[Dataset records on visual material]
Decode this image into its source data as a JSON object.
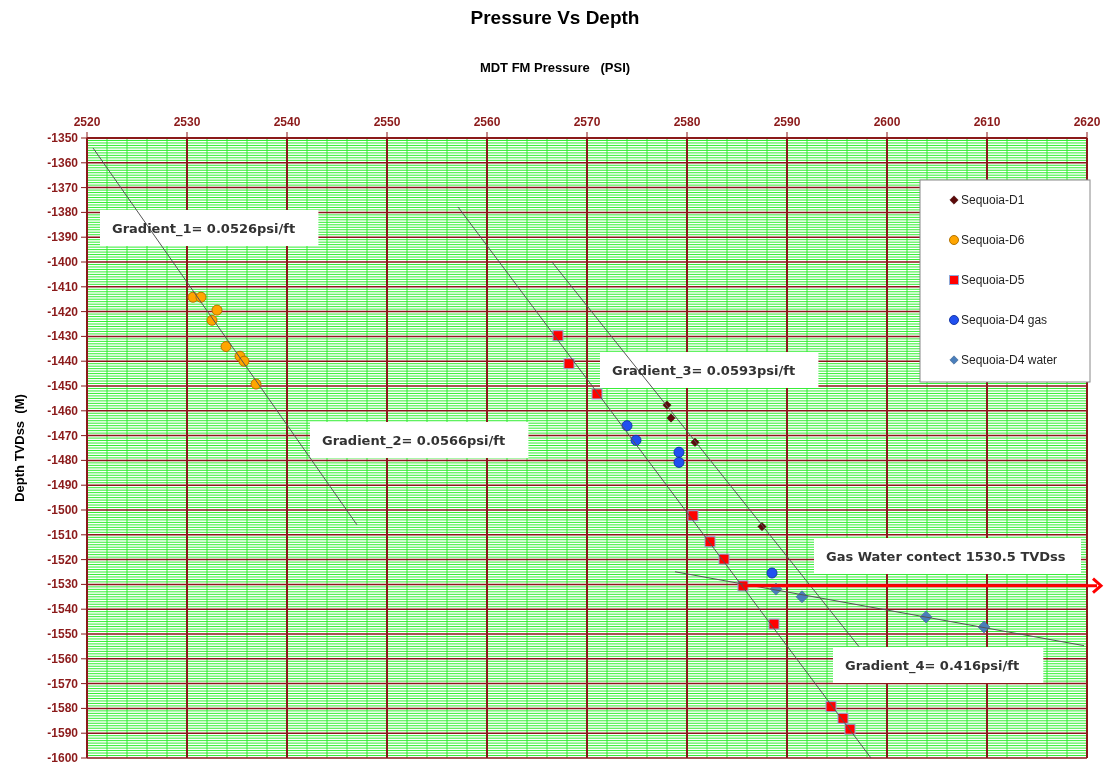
{
  "chart_data": {
    "type": "scatter",
    "title": "Pressure Vs Depth",
    "xlabel": "MDT FM Pressure   (PSI)",
    "ylabel": "Depth TVDss  (M)",
    "xlim": [
      2520,
      2620
    ],
    "xticks": [
      2520,
      2530,
      2540,
      2550,
      2560,
      2570,
      2580,
      2590,
      2600,
      2610,
      2620
    ],
    "ylim": [
      -1600,
      -1350
    ],
    "yticks": [
      -1350,
      -1360,
      -1370,
      -1380,
      -1390,
      -1400,
      -1410,
      -1420,
      -1430,
      -1440,
      -1450,
      -1460,
      -1470,
      -1480,
      -1490,
      -1500,
      -1510,
      -1520,
      -1530,
      -1540,
      -1550,
      -1560,
      -1570,
      -1580,
      -1590,
      -1600
    ],
    "grid": true,
    "legend": "top right",
    "series": [
      {
        "name": "Sequoia-D1",
        "marker": "diamond",
        "color": "#5c0a0a",
        "x": [
          2578.0,
          2578.4,
          2580.8,
          2587.5
        ],
        "values": [
          -1457.7,
          -1462.9,
          -1472.7,
          -1506.7
        ]
      },
      {
        "name": "Sequoia-D6",
        "marker": "circle",
        "color": "#ffa500",
        "x": [
          2530.6,
          2531.4,
          2533.0,
          2532.5,
          2533.9,
          2535.3,
          2535.7,
          2536.9
        ],
        "values": [
          -1414.2,
          -1414.2,
          -1419.4,
          -1423.5,
          -1434.1,
          -1438.0,
          -1440.0,
          -1449.2
        ]
      },
      {
        "name": "Sequoia-D5",
        "marker": "square",
        "color": "#ff0000",
        "x": [
          2567.1,
          2568.2,
          2571.0,
          2580.6,
          2582.3,
          2583.7,
          2585.6,
          2588.7,
          2594.4,
          2595.6,
          2596.3
        ],
        "values": [
          -1429.7,
          -1441.0,
          -1453.2,
          -1502.3,
          -1512.8,
          -1519.8,
          -1530.6,
          -1546.0,
          -1579.3,
          -1584.0,
          -1588.4
        ]
      },
      {
        "name": "Sequoia-D4 gas",
        "marker": "circle",
        "color": "#2050f0",
        "x": [
          2574.0,
          2574.9,
          2579.2,
          2579.2,
          2588.5
        ],
        "values": [
          -1466.0,
          -1471.9,
          -1476.7,
          -1480.8,
          -1525.4
        ]
      },
      {
        "name": "Sequoia-D4 water",
        "marker": "diamond",
        "color": "#4a7ebb",
        "x": [
          2588.9,
          2591.5,
          2603.9,
          2609.7
        ],
        "values": [
          -1531.9,
          -1535.0,
          -1543.1,
          -1547.2
        ]
      },
      {
        "type": "line",
        "color": "#555555",
        "x": [
          2520.6,
          2547.0
        ],
        "values": [
          -1354,
          -1506
        ]
      },
      {
        "type": "line",
        "color": "#555555",
        "x": [
          2557.1,
          2598.4
        ],
        "values": [
          -1377.8,
          -1600
        ]
      },
      {
        "type": "line",
        "color": "#555555",
        "x": [
          2566.5,
          2597.2
        ],
        "values": [
          -1400,
          -1555.1
        ]
      },
      {
        "type": "line",
        "color": "#555555",
        "x": [
          2578.8,
          2619.7
        ],
        "values": [
          -1524.9,
          -1554.7
        ]
      },
      {
        "type": "line",
        "color": "#ff0000",
        "x": [
          2585.6,
          2620
        ],
        "values": [
          -1530.5,
          -1530.5
        ]
      }
    ],
    "annotations": [
      "Gradient_1= 0.0526psi/ft",
      "Gradient_2= 0.0566psi/ft",
      "Gradient_3= 0.0593psi/ft",
      "Gradient_4= 0.416psi/ft",
      "Gas Water contect 1530.5 TVDss"
    ]
  }
}
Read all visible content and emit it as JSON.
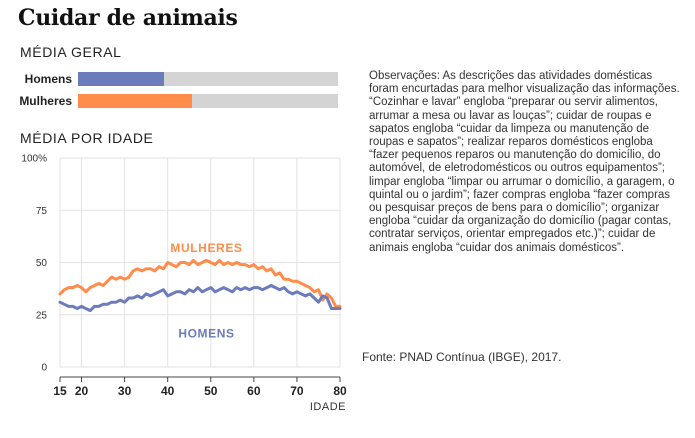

■ WHAT TO PRODUCE
Print out the material word for word, omitting the pictures.

■ REPLY TO THE TASK
Decode this image into its source data as a JSON object.
{
  "chart_data": {
    "type": "scatter",
    "title": "Pressure Vs Depth",
    "xlabel": "MDT FM Pressure   (PSI)",
    "ylabel": "Depth TVDss  (M)",
    "xlim": [
      2520,
      2620
    ],
    "xticks": [
      2520,
      2530,
      2540,
      2550,
      2560,
      2570,
      2580,
      2590,
      2600,
      2610,
      2620
    ],
    "ylim": [
      -1600,
      -1350
    ],
    "yticks": [
      -1350,
      -1360,
      -1370,
      -1380,
      -1390,
      -1400,
      -1410,
      -1420,
      -1430,
      -1440,
      -1450,
      -1460,
      -1470,
      -1480,
      -1490,
      -1500,
      -1510,
      -1520,
      -1530,
      -1540,
      -1550,
      -1560,
      -1570,
      -1580,
      -1590,
      -1600
    ],
    "grid": true,
    "legend": "top right",
    "series": [
      {
        "name": "Sequoia-D1",
        "marker": "diamond",
        "color": "#5c0a0a",
        "x": [
          2578.0,
          2578.4,
          2580.8,
          2587.5
        ],
        "values": [
          -1457.7,
          -1462.9,
          -1472.7,
          -1506.7
        ]
      },
      {
        "name": "Sequoia-D6",
        "marker": "circle",
        "color": "#ffa500",
        "x": [
          2530.6,
          2531.4,
          2533.0,
          2532.5,
          2533.9,
          2535.3,
          2535.7,
          2536.9
        ],
        "values": [
          -1414.2,
          -1414.2,
          -1419.4,
          -1423.5,
          -1434.1,
          -1438.0,
          -1440.0,
          -1449.2
        ]
      },
      {
        "name": "Sequoia-D5",
        "marker": "square",
        "color": "#ff0000",
        "x": [
          2567.1,
          2568.2,
          2571.0,
          2580.6,
          2582.3,
          2583.7,
          2585.6,
          2588.7,
          2594.4,
          2595.6,
          2596.3
        ],
        "values": [
          -1429.7,
          -1441.0,
          -1453.2,
          -1502.3,
          -1512.8,
          -1519.8,
          -1530.6,
          -1546.0,
          -1579.3,
          -1584.0,
          -1588.4
        ]
      },
      {
        "name": "Sequoia-D4 gas",
        "marker": "circle",
        "color": "#2050f0",
        "x": [
          2574.0,
          2574.9,
          2579.2,
          2579.2,
          2588.5
        ],
        "values": [
          -1466.0,
          -1471.9,
          -1476.7,
          -1480.8,
          -1525.4
        ]
      },
      {
        "name": "Sequoia-D4 water",
        "marker": "diamond",
        "color": "#4a7ebb",
        "x": [
          2588.9,
          2591.5,
          2603.9,
          2609.7
        ],
        "values": [
          -1531.9,
          -1535.0,
          -1543.1,
          -1547.2
        ]
      },
      {
        "type": "line",
        "color": "#555555",
        "x": [
          2520.6,
          2547.0
        ],
        "values": [
          -1354,
          -1506
        ]
      },
      {
        "type": "line",
        "color": "#555555",
        "x": [
          2557.1,
          2598.4
        ],
        "values": [
          -1377.8,
          -1600
        ]
      },
      {
        "type": "line",
        "color": "#555555",
        "x": [
          2566.5,
          2597.2
        ],
        "values": [
          -1400,
          -1555.1
        ]
      },
      {
        "type": "line",
        "color": "#555555",
        "x": [
          2578.8,
          2619.7
        ],
        "values": [
          -1524.9,
          -1554.7
        ]
      },
      {
        "type": "line",
        "color": "#ff0000",
        "x": [
          2585.6,
          2620
        ],
        "values": [
          -1530.5,
          -1530.5
        ]
      }
    ],
    "annotations": [
      "Gradient_1= 0.0526psi/ft",
      "Gradient_2= 0.0566psi/ft",
      "Gradient_3= 0.0593psi/ft",
      "Gradient_4= 0.416psi/ft",
      "Gas Water contect 1530.5 TVDss"
    ]
  }
}
Read all visible content and emit it as JSON.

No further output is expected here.